== OBJECTIVE ==
Search the records for the word "今後の授業について" and report each line that has it.
+===+
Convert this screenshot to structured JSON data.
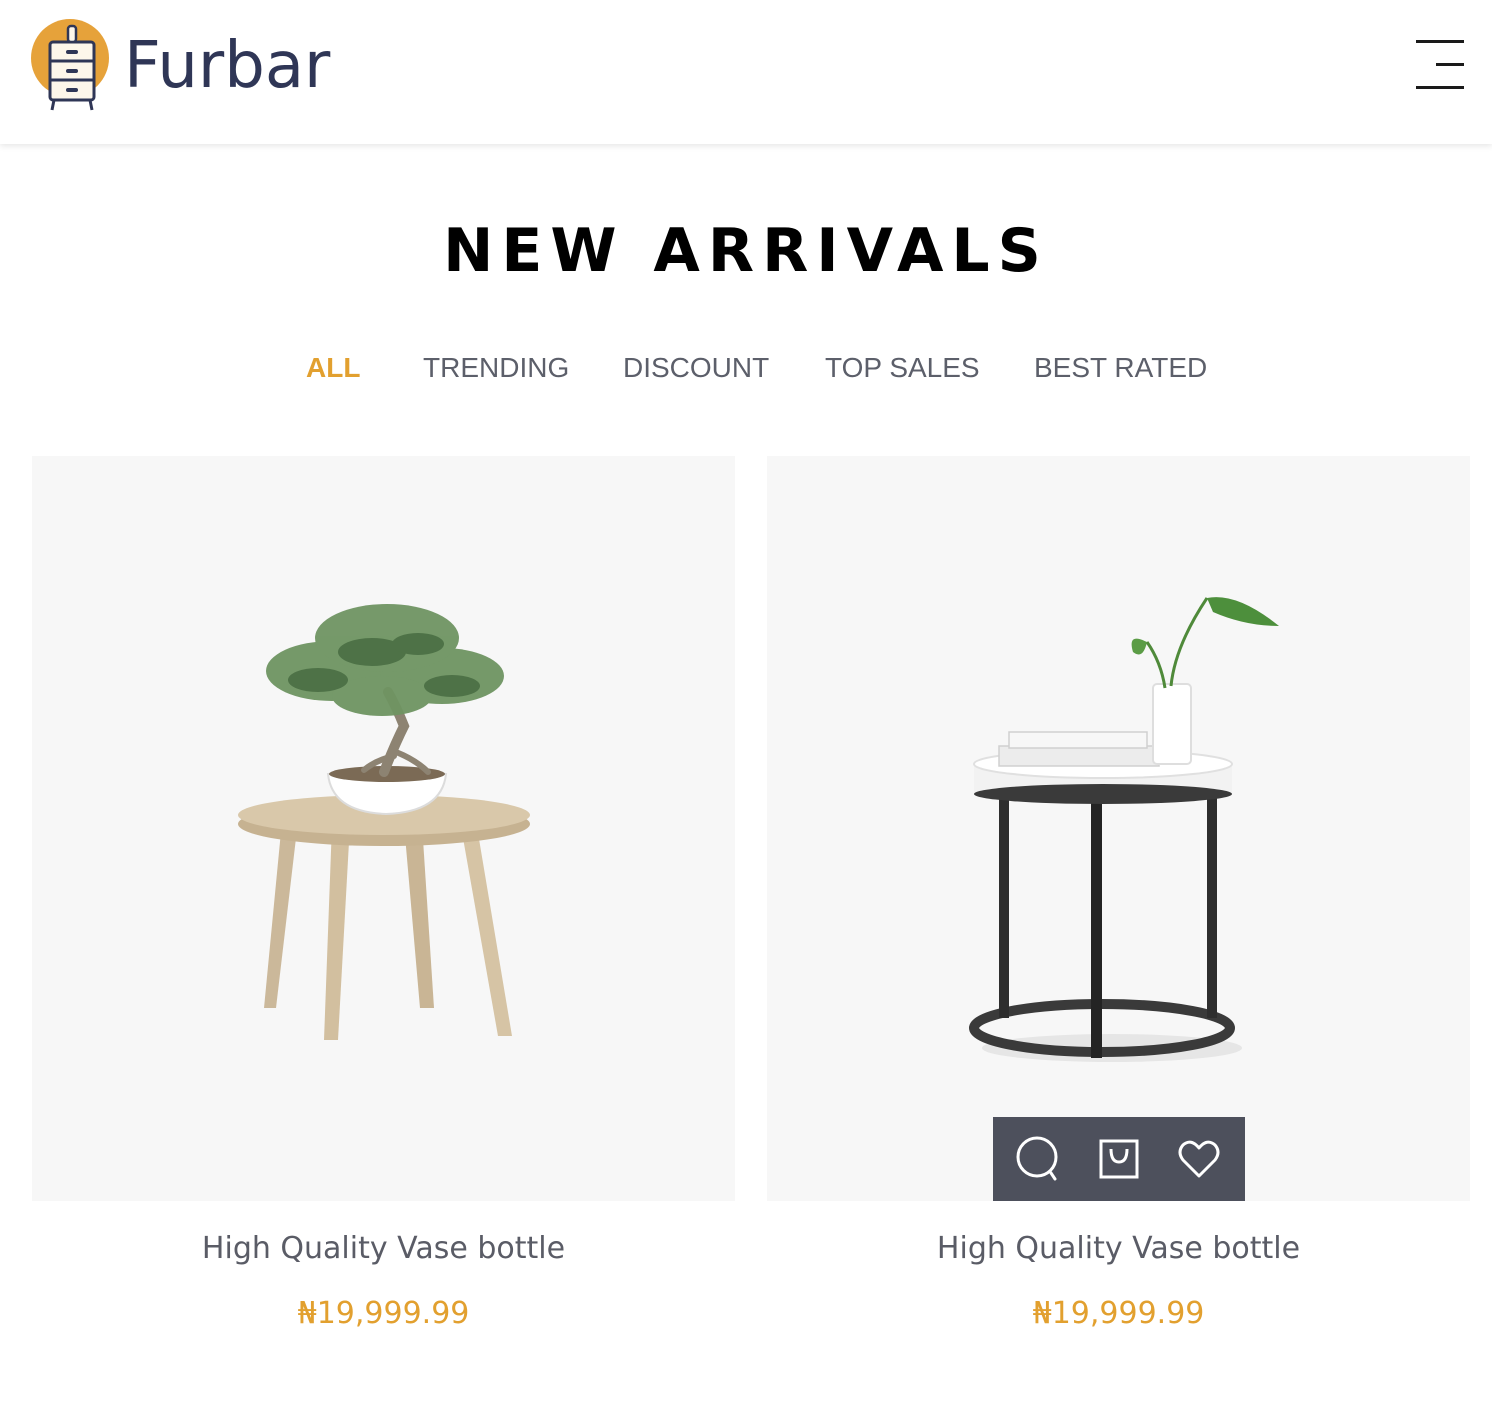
{
  "header": {
    "brand": "Furbar",
    "menu_icon": "menu-icon"
  },
  "section": {
    "title": "NEW ARRIVALS"
  },
  "tabs": [
    {
      "label": "ALL",
      "active": true
    },
    {
      "label": "TRENDING",
      "active": false
    },
    {
      "label": "DISCOUNT",
      "active": false
    },
    {
      "label": "TOP SALES",
      "active": false
    },
    {
      "label": "BEST RATED",
      "active": false
    }
  ],
  "products": [
    {
      "title": "High Quality Vase bottle",
      "price": "₦19,999.99",
      "image": "wooden-side-table-with-bonsai"
    },
    {
      "title": "High Quality Vase bottle",
      "price": "₦19,999.99",
      "image": "black-metal-side-table-with-vase"
    }
  ],
  "card_actions": [
    {
      "icon": "search-icon"
    },
    {
      "icon": "shopping-bag-icon"
    },
    {
      "icon": "heart-icon"
    }
  ],
  "colors": {
    "accent": "#e2a02f",
    "brand_text": "#2f3656",
    "action_bar": "#4d505c",
    "card_bg": "#f7f7f7"
  }
}
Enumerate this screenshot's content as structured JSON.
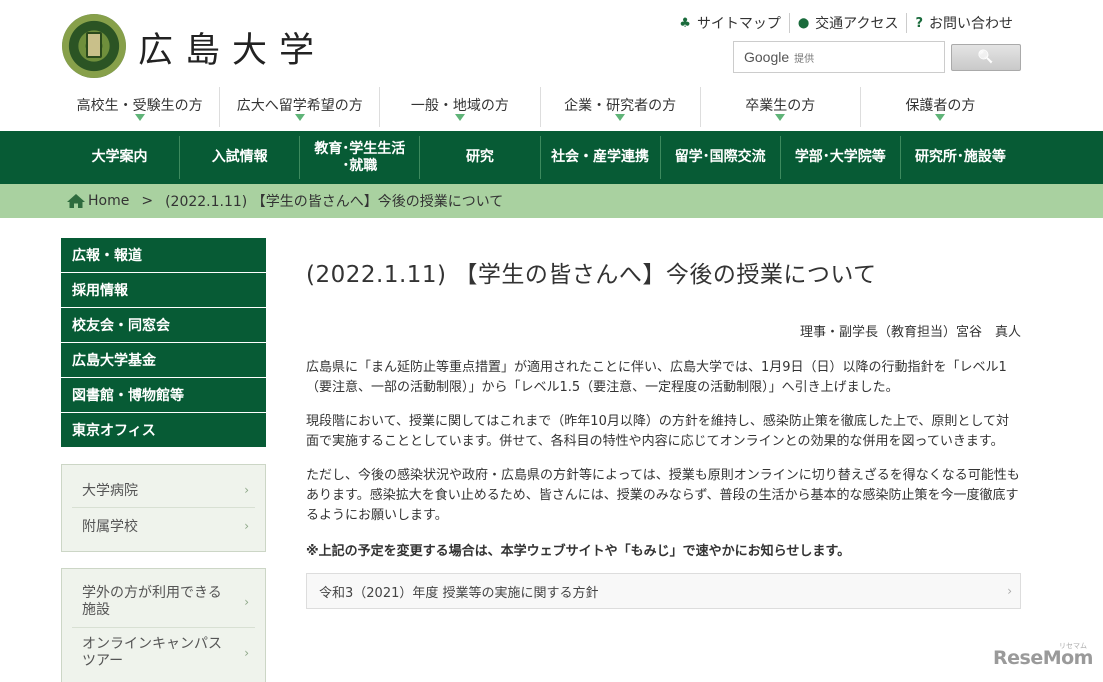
{
  "header": {
    "site_title": "広島大学",
    "util_links": [
      {
        "icon": "sitemap-icon",
        "glyph": "♣",
        "label": "サイトマップ"
      },
      {
        "icon": "location-pin-icon",
        "glyph": "⬤",
        "label": "交通アクセス"
      },
      {
        "icon": "question-icon",
        "glyph": "?",
        "label": "お問い合わせ"
      }
    ],
    "search": {
      "google": "Google",
      "provided": "提供",
      "button_glyph": "🔍"
    }
  },
  "audience_nav": [
    "高校生・受験生の方",
    "広大へ留学希望の方",
    "一般・地域の方",
    "企業・研究者の方",
    "卒業生の方",
    "保護者の方"
  ],
  "global_nav": [
    "大学案内",
    "入試情報",
    "教育･学生生活\n･就職",
    "研究",
    "社会・産学連携",
    "留学･国際交流",
    "学部･大学院等",
    "研究所･施設等"
  ],
  "breadcrumb": {
    "home": "Home",
    "separator": ">",
    "current": "(2022.1.11) 【学生の皆さんへ】今後の授業について"
  },
  "sidebar": {
    "green_items": [
      "広報・報道",
      "採用情報",
      "校友会・同窓会",
      "広島大学基金",
      "図書館・博物館等",
      "東京オフィス"
    ],
    "box1": [
      "大学病院",
      "附属学校"
    ],
    "box2": [
      "学外の方が利用できる施設",
      "オンラインキャンパスツアー"
    ],
    "chevron": "›"
  },
  "article": {
    "title": "(2022.1.11) 【学生の皆さんへ】今後の授業について",
    "author": "理事・副学長（教育担当）宮谷　真人",
    "paragraphs": [
      "広島県に「まん延防止等重点措置」が適用されたことに伴い、広島大学では、1月9日（日）以降の行動指針を「レベル1（要注意、一部の活動制限）」から「レベル1.5（要注意、一定程度の活動制限）」へ引き上げました。",
      "現段階において、授業に関してはこれまで（昨年10月以降）の方針を維持し、感染防止策を徹底した上で、原則として対面で実施することとしています。併せて、各科目の特性や内容に応じてオンラインとの効果的な併用を図っていきます。",
      "ただし、今後の感染状況や政府・広島県の方針等によっては、授業も原則オンラインに切り替えざるを得なくなる可能性もあります。感染拡大を食い止めるため、皆さんには、授業のみならず、普段の生活から基本的な感染防止策を今一度徹底するようにお願いします。"
    ],
    "note": "※上記の予定を変更する場合は、本学ウェブサイトや「もみじ」で速やかにお知らせします。",
    "accordion": "令和3（2021）年度 授業等の実施に関する方針"
  },
  "watermark": {
    "brand": "ReseMom",
    "small": "リセマム"
  }
}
+===+
== RESPONSE TO THE TASK ==
    "current": "(2022.1.11) 【学生の皆さんへ】今後の授業について"
    "title": "(2022.1.11) 【学生の皆さんへ】今後の授業について",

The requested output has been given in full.